[Stored entries]
-=-=-

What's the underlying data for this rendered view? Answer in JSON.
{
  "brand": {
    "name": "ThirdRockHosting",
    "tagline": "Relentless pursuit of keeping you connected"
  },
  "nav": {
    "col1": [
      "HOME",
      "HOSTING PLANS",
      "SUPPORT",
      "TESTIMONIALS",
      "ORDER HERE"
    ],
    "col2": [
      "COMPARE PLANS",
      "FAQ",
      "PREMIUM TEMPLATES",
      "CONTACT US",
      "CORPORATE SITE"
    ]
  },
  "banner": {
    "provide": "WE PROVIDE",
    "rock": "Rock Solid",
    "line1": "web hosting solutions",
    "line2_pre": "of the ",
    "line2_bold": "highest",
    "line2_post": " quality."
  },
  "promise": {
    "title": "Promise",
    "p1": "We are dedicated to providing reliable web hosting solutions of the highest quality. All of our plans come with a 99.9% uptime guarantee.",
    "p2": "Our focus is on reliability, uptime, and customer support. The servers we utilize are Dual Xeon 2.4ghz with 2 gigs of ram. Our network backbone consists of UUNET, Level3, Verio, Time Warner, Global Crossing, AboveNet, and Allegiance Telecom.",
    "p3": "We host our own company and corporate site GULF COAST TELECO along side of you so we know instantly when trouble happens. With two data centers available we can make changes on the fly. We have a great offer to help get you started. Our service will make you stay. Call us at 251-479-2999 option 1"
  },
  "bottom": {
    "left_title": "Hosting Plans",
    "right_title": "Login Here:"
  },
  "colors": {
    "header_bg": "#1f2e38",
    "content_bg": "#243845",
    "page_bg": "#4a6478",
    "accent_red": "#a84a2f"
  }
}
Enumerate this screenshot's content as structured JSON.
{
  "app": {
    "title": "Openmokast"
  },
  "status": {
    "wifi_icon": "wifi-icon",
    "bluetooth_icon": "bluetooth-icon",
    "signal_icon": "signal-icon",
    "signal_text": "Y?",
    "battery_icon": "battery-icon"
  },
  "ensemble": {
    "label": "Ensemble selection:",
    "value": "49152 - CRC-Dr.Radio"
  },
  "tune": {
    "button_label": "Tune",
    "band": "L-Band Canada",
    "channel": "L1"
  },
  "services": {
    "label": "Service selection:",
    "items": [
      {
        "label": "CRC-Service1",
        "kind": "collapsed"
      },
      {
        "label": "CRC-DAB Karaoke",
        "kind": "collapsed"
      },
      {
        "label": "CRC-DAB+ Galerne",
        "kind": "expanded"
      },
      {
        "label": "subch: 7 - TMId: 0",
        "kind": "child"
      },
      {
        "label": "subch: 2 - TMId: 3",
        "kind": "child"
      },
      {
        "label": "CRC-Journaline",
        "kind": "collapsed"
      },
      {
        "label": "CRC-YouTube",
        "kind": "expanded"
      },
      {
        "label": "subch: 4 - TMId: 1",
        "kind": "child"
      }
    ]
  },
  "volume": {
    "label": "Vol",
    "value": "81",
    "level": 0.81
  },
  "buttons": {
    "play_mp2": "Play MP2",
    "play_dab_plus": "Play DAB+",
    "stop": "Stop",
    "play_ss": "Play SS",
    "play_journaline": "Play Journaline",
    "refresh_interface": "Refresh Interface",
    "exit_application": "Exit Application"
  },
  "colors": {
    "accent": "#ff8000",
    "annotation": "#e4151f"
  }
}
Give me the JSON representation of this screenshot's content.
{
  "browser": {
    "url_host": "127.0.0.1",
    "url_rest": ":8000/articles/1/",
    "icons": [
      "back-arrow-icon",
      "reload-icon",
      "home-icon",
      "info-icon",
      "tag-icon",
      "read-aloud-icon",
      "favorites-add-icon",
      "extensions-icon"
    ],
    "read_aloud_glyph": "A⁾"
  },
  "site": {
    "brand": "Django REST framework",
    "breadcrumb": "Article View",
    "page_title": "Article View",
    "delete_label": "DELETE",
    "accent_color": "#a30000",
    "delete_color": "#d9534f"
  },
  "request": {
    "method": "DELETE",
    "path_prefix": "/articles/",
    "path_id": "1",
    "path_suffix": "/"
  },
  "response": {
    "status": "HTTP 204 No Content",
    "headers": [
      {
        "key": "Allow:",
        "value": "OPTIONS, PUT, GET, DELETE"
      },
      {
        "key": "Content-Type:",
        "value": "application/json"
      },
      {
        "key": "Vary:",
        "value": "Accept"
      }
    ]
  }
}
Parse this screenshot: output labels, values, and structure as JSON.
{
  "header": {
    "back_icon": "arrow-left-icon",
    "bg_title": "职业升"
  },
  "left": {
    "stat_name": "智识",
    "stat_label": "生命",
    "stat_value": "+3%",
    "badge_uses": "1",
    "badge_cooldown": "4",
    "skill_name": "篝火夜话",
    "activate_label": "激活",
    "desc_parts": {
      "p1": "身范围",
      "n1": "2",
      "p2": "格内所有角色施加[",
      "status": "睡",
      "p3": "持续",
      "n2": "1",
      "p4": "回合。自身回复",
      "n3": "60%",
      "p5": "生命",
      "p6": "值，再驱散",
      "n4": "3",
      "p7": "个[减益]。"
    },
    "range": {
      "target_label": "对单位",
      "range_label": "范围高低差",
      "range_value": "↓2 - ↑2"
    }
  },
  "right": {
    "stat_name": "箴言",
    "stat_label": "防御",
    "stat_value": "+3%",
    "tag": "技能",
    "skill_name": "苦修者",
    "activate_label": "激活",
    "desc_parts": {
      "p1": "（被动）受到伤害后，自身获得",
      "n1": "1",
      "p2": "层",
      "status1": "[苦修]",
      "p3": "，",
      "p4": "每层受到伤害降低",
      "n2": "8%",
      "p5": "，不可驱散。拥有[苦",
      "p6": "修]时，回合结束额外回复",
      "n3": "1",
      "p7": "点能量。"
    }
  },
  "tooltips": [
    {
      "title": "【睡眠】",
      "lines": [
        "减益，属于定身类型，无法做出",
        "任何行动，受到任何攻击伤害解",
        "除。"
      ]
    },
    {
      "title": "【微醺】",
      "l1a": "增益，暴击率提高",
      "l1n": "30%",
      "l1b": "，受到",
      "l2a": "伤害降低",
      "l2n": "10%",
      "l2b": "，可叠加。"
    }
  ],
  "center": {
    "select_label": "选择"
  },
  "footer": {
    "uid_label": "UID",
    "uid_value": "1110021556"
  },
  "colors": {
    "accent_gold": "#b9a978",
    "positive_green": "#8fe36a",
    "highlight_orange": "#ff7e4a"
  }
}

-=-=-

Aim
Where a line contains the string "data", extract that line.

Expected answer
What's the underlying data for this rendered view? Answer in JSON.
    "p3": "We host our own company and corporate site GULF COAST TELECO along side of you so we know instantly when trouble happens. With two data centers available we can make changes on the fly. We have a great offer to help get you started. Our service will make you stay. Call us at 251-479-2999 option 1"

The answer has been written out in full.